- [Task directions] Among the entries below, find the lines with "JSON" and copy them.

- [Data shown]
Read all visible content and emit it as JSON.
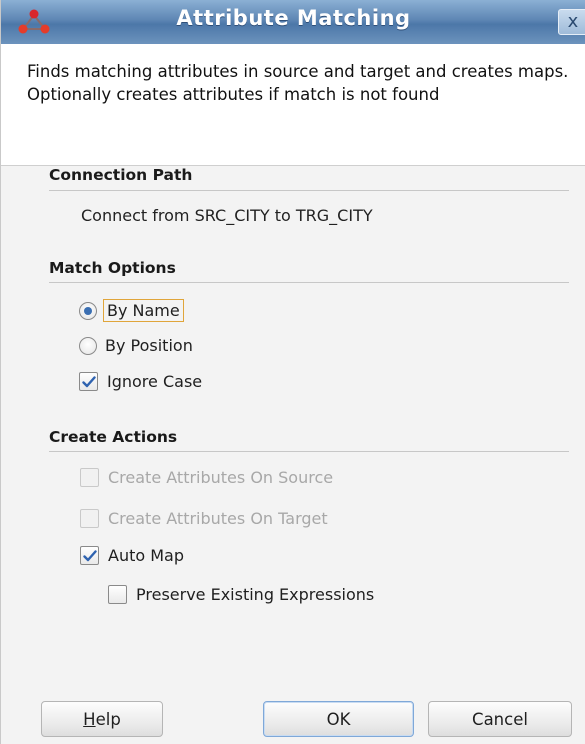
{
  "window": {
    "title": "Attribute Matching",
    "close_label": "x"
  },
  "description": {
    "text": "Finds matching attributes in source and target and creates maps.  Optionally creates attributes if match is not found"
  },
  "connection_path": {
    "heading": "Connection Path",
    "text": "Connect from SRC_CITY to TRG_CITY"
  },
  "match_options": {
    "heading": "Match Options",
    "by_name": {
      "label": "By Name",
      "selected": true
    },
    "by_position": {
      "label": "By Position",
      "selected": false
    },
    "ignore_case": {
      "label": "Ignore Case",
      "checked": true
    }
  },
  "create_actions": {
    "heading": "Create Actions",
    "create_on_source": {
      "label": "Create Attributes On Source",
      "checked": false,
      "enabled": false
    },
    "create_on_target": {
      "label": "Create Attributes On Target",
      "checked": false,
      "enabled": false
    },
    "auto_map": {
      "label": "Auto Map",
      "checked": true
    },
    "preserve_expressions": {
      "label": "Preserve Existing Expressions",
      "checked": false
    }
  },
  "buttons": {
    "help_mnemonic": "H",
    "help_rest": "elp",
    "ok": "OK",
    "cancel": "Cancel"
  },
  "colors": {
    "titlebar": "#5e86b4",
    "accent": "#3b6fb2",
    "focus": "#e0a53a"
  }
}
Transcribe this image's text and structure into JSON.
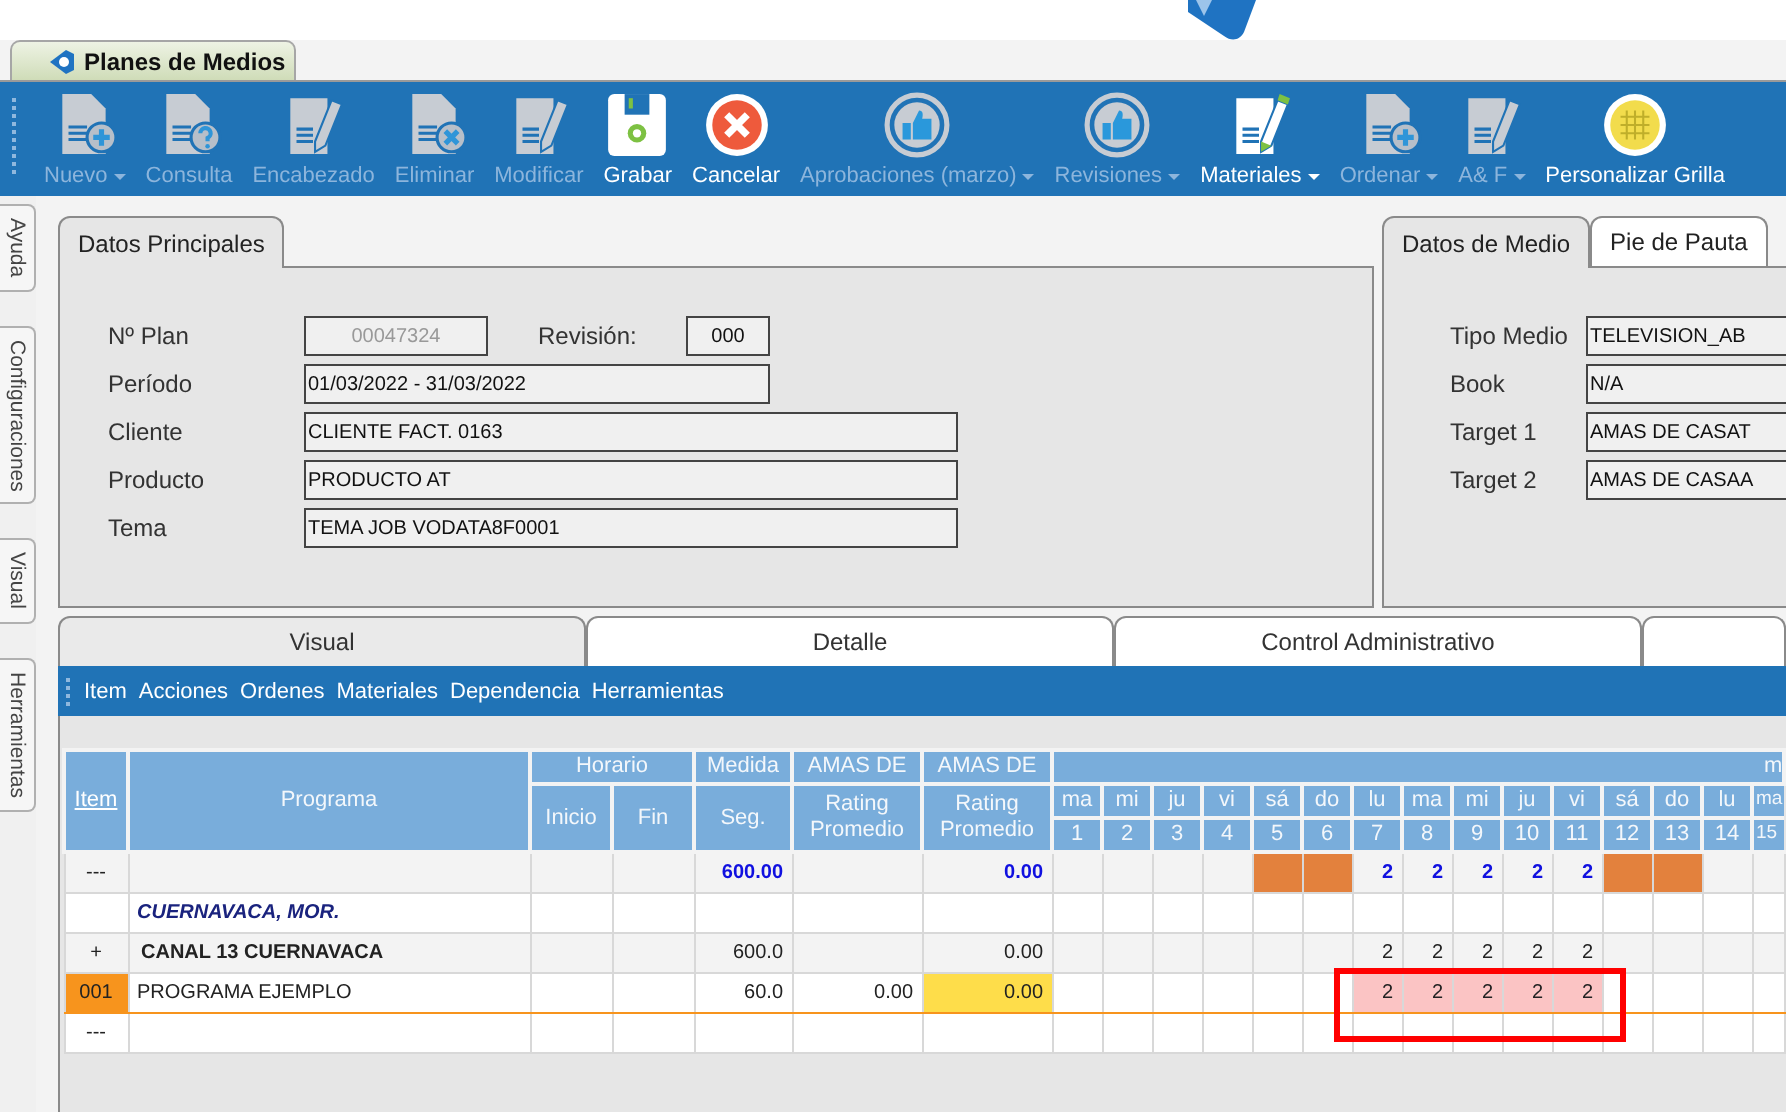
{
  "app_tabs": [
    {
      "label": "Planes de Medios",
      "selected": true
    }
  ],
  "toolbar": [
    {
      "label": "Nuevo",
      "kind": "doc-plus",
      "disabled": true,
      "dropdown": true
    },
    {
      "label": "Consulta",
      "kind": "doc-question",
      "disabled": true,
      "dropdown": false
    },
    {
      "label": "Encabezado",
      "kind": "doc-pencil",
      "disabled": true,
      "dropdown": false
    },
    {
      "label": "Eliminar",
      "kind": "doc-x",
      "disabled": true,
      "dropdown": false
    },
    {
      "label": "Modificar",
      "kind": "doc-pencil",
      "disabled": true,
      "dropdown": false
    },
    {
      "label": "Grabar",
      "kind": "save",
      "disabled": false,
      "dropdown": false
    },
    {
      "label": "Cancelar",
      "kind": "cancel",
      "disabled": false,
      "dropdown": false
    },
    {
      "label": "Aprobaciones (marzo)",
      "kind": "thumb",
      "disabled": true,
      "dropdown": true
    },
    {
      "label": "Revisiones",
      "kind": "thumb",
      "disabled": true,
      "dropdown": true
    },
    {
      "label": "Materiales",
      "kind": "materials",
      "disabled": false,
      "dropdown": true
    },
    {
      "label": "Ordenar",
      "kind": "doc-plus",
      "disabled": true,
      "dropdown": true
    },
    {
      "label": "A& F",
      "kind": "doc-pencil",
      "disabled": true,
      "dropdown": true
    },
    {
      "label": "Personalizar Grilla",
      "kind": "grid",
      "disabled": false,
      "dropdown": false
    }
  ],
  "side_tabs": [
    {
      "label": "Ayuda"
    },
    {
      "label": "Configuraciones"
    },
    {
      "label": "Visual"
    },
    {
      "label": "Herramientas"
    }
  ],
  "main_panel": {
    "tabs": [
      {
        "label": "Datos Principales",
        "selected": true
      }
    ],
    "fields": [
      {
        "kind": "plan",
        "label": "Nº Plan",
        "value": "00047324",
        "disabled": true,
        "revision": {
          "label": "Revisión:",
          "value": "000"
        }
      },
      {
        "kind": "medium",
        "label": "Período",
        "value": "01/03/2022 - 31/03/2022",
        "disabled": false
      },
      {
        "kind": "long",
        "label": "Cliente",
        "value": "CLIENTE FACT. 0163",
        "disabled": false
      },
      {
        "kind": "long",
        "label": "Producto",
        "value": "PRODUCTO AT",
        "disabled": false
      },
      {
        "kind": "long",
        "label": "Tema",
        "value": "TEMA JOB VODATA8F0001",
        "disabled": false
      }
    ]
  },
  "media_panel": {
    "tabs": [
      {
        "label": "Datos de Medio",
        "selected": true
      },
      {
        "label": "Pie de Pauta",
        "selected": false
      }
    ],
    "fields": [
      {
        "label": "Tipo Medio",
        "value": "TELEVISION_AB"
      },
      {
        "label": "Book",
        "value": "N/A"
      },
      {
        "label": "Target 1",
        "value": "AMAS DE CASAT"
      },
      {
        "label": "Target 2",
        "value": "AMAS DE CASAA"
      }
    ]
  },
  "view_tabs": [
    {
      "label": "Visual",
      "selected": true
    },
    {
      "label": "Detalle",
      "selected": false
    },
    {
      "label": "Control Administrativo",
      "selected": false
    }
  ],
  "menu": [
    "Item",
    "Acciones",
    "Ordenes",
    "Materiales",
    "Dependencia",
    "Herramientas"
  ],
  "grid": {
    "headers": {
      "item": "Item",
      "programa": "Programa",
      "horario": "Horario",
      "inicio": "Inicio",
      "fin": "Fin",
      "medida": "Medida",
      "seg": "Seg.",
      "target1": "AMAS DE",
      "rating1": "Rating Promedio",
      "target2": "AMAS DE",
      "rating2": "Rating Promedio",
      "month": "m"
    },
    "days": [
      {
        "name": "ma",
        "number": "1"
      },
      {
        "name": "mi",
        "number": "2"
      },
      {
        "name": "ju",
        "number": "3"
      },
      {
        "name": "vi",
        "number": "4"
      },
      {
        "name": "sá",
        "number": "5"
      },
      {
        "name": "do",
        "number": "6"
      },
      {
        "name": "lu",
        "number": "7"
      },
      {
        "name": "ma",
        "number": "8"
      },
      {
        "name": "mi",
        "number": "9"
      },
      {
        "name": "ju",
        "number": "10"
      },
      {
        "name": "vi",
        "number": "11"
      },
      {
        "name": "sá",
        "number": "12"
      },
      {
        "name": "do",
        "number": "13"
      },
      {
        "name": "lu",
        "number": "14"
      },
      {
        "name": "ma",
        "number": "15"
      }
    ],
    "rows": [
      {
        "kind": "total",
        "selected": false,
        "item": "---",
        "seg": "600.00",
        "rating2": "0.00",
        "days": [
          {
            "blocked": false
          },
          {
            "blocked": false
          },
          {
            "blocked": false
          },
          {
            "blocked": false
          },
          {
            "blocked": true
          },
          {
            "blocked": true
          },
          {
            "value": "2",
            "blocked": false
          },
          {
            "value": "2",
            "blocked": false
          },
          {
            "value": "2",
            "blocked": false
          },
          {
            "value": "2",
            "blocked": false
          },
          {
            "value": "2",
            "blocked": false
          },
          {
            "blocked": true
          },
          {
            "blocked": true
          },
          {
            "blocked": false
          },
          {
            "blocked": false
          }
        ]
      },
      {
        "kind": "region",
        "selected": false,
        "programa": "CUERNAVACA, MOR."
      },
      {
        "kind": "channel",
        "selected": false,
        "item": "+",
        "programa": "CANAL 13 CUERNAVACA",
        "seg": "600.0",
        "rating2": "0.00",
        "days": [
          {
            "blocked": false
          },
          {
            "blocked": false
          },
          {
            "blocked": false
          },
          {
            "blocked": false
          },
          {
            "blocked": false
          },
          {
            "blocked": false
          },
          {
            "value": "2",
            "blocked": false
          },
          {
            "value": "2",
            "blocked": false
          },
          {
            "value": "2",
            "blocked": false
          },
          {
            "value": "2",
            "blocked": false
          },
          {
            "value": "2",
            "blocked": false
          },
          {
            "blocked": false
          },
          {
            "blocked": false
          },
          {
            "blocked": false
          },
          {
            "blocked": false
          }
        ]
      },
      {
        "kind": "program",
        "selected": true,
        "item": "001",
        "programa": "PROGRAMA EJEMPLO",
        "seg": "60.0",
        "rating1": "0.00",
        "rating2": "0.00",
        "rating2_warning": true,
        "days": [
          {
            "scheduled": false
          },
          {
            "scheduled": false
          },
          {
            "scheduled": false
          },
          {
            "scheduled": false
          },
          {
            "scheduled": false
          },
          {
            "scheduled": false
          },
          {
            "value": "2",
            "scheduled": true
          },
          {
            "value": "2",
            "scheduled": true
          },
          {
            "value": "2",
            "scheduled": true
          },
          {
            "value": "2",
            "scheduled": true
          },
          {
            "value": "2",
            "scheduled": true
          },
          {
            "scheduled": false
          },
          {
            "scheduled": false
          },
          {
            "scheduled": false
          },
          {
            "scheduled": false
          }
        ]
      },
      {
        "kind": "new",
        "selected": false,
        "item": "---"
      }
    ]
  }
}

- [Response to this task]
Read all visible content and emit it as JSON.
Transcribe this image's text and structure into JSON.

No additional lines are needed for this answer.